Task prompt: Write out the listing beneath this instruction in its entirety, exactly as it reads.

Rows from a figure dataset
↓

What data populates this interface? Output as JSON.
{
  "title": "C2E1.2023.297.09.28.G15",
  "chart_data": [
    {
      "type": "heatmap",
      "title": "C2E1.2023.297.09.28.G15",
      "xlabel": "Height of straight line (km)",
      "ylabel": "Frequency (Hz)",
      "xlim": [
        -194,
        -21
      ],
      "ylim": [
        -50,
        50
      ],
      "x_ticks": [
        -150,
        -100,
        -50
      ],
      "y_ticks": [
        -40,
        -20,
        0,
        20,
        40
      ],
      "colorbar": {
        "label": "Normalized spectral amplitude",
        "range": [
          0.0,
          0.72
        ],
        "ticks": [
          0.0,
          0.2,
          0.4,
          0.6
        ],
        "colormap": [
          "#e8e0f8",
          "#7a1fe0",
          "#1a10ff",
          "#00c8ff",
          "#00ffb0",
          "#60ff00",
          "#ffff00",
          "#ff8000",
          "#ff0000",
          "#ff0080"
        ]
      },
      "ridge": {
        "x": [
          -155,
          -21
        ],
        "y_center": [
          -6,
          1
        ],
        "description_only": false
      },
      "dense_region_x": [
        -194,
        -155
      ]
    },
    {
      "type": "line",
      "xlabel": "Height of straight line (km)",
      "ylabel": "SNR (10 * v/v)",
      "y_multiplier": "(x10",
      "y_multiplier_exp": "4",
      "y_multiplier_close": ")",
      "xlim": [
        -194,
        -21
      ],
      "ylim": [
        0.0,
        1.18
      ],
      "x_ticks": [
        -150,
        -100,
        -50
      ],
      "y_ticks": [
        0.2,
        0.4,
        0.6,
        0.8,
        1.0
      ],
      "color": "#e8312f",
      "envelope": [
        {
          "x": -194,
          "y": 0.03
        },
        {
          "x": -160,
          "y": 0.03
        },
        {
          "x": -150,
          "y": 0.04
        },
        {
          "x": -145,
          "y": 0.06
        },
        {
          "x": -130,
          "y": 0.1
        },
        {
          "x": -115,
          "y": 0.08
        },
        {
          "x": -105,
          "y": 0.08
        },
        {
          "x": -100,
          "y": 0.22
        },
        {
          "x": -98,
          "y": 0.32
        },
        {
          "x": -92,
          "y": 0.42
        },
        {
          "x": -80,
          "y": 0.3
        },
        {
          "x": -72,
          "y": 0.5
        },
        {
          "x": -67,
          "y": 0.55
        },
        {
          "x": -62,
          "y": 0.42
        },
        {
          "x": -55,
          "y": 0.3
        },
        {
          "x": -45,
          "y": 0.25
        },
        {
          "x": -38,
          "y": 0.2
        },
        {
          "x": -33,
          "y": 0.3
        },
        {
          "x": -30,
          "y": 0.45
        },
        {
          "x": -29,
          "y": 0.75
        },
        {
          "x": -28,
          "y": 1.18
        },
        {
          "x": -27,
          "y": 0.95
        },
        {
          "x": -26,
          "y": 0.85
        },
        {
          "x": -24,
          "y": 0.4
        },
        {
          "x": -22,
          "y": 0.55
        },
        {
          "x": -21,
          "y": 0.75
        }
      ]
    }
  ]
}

↑

Solution to this problem:
What data populates this interface? Output as JSON.
{
  "title": "C2E1.2023.297.09.28.G15",
  "chart_data": [
    {
      "type": "heatmap",
      "title": "C2E1.2023.297.09.28.G15",
      "xlabel": "Height of straight line (km)",
      "ylabel": "Frequency (Hz)",
      "xlim": [
        -194,
        -21
      ],
      "ylim": [
        -50,
        50
      ],
      "x_ticks": [
        -150,
        -100,
        -50
      ],
      "y_ticks": [
        -40,
        -20,
        0,
        20,
        40
      ],
      "colorbar": {
        "label": "Normalized spectral amplitude",
        "range": [
          0.0,
          0.72
        ],
        "ticks": [
          0.0,
          0.2,
          0.4,
          0.6
        ],
        "colormap": [
          "#e8e0f8",
          "#7a1fe0",
          "#1a10ff",
          "#00c8ff",
          "#00ffb0",
          "#60ff00",
          "#ffff00",
          "#ff8000",
          "#ff0000",
          "#ff0080"
        ]
      },
      "ridge": {
        "x": [
          -155,
          -21
        ],
        "y_center": [
          -6,
          1
        ],
        "description_only": false
      },
      "dense_region_x": [
        -194,
        -155
      ]
    },
    {
      "type": "line",
      "xlabel": "Height of straight line (km)",
      "ylabel": "SNR (10 * v/v)",
      "y_multiplier": "(x10",
      "y_multiplier_exp": "4",
      "y_multiplier_close": ")",
      "xlim": [
        -194,
        -21
      ],
      "ylim": [
        0.0,
        1.18
      ],
      "x_ticks": [
        -150,
        -100,
        -50
      ],
      "y_ticks": [
        0.2,
        0.4,
        0.6,
        0.8,
        1.0
      ],
      "color": "#e8312f",
      "envelope": [
        {
          "x": -194,
          "y": 0.03
        },
        {
          "x": -160,
          "y": 0.03
        },
        {
          "x": -150,
          "y": 0.04
        },
        {
          "x": -145,
          "y": 0.06
        },
        {
          "x": -130,
          "y": 0.1
        },
        {
          "x": -115,
          "y": 0.08
        },
        {
          "x": -105,
          "y": 0.08
        },
        {
          "x": -100,
          "y": 0.22
        },
        {
          "x": -98,
          "y": 0.32
        },
        {
          "x": -92,
          "y": 0.42
        },
        {
          "x": -80,
          "y": 0.3
        },
        {
          "x": -72,
          "y": 0.5
        },
        {
          "x": -67,
          "y": 0.55
        },
        {
          "x": -62,
          "y": 0.42
        },
        {
          "x": -55,
          "y": 0.3
        },
        {
          "x": -45,
          "y": 0.25
        },
        {
          "x": -38,
          "y": 0.2
        },
        {
          "x": -33,
          "y": 0.3
        },
        {
          "x": -30,
          "y": 0.45
        },
        {
          "x": -29,
          "y": 0.75
        },
        {
          "x": -28,
          "y": 1.18
        },
        {
          "x": -27,
          "y": 0.95
        },
        {
          "x": -26,
          "y": 0.85
        },
        {
          "x": -24,
          "y": 0.4
        },
        {
          "x": -22,
          "y": 0.55
        },
        {
          "x": -21,
          "y": 0.75
        }
      ]
    }
  ]
}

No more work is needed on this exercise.